Problem - Check every line of the material below for the string "agglomération", and return the ones that have it.

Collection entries
= = =

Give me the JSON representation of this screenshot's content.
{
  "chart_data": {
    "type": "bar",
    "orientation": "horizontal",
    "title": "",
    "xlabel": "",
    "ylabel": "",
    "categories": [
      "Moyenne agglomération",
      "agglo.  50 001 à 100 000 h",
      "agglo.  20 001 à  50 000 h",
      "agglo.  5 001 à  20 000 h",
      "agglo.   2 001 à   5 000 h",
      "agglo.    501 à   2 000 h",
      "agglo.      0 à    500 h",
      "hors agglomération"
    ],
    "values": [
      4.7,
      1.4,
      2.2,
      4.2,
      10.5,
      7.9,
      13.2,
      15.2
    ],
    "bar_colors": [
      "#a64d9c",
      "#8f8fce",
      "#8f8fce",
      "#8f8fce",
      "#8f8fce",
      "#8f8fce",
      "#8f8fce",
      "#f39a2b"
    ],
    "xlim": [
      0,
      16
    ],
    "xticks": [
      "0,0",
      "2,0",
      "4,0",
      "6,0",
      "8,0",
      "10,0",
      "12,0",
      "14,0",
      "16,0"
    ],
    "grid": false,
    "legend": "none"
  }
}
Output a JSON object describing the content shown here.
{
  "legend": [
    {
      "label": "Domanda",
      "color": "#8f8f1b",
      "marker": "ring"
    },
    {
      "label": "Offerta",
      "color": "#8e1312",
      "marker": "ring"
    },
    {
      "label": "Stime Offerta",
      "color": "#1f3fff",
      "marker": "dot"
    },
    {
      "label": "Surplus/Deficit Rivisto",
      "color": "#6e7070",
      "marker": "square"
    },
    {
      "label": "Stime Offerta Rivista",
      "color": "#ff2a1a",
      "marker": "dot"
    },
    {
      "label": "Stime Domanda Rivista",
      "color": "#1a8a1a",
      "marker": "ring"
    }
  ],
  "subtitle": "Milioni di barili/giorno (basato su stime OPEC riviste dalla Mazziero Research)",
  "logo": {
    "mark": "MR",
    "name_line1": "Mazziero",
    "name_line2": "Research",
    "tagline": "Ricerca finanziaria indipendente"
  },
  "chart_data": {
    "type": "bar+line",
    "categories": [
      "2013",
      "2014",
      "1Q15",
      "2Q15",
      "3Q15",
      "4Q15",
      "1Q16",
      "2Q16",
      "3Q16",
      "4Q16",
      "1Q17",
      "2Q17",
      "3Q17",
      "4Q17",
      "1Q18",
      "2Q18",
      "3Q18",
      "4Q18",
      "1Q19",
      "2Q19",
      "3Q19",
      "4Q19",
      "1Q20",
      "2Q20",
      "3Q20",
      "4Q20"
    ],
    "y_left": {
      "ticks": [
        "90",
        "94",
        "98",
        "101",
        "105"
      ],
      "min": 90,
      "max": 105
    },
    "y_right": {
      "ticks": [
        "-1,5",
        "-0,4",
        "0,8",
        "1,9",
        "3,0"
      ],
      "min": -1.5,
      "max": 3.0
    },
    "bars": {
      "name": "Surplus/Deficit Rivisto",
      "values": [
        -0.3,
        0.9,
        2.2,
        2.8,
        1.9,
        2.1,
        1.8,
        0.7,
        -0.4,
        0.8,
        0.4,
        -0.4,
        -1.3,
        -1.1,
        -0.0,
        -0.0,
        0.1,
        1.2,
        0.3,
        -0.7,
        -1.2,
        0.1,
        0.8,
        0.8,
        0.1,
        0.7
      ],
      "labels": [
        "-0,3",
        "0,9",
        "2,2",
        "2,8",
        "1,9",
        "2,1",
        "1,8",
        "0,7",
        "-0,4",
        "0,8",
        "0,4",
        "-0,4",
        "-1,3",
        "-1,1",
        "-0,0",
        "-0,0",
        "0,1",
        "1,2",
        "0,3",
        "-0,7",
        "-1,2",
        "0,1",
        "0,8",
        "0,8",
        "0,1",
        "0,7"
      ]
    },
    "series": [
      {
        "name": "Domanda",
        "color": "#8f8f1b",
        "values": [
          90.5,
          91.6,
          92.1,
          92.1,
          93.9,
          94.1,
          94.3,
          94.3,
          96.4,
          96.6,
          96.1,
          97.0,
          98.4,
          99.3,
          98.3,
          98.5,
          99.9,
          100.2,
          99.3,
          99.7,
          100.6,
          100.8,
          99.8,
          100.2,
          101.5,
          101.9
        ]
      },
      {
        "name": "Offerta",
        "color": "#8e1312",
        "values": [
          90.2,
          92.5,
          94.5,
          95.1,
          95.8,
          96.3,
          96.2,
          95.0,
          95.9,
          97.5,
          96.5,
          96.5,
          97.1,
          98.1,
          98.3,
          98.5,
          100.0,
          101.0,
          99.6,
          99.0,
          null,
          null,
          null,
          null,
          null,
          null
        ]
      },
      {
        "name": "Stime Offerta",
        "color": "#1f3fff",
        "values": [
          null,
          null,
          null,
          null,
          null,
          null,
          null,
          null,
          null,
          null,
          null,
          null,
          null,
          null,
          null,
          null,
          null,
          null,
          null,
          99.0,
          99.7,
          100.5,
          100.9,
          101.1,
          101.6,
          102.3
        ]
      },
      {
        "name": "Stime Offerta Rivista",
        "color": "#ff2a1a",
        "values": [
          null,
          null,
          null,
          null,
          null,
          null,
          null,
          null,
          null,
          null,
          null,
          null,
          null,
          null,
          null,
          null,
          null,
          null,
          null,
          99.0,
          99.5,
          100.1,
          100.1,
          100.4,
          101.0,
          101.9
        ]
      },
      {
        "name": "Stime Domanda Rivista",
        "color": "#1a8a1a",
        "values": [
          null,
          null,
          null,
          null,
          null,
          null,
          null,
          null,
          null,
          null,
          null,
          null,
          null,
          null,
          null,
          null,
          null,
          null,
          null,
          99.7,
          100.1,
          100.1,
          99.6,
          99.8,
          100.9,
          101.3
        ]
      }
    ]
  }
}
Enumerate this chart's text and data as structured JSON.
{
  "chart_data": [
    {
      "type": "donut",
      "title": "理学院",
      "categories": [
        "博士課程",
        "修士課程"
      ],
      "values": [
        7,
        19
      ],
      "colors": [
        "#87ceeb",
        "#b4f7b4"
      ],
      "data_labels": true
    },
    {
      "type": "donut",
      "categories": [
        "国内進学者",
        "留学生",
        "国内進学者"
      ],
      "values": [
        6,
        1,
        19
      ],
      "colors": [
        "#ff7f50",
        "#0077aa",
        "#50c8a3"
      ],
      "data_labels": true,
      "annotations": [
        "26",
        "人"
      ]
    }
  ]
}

= = =

The result -
      "Moyenne agglomération",
      "hors agglomération"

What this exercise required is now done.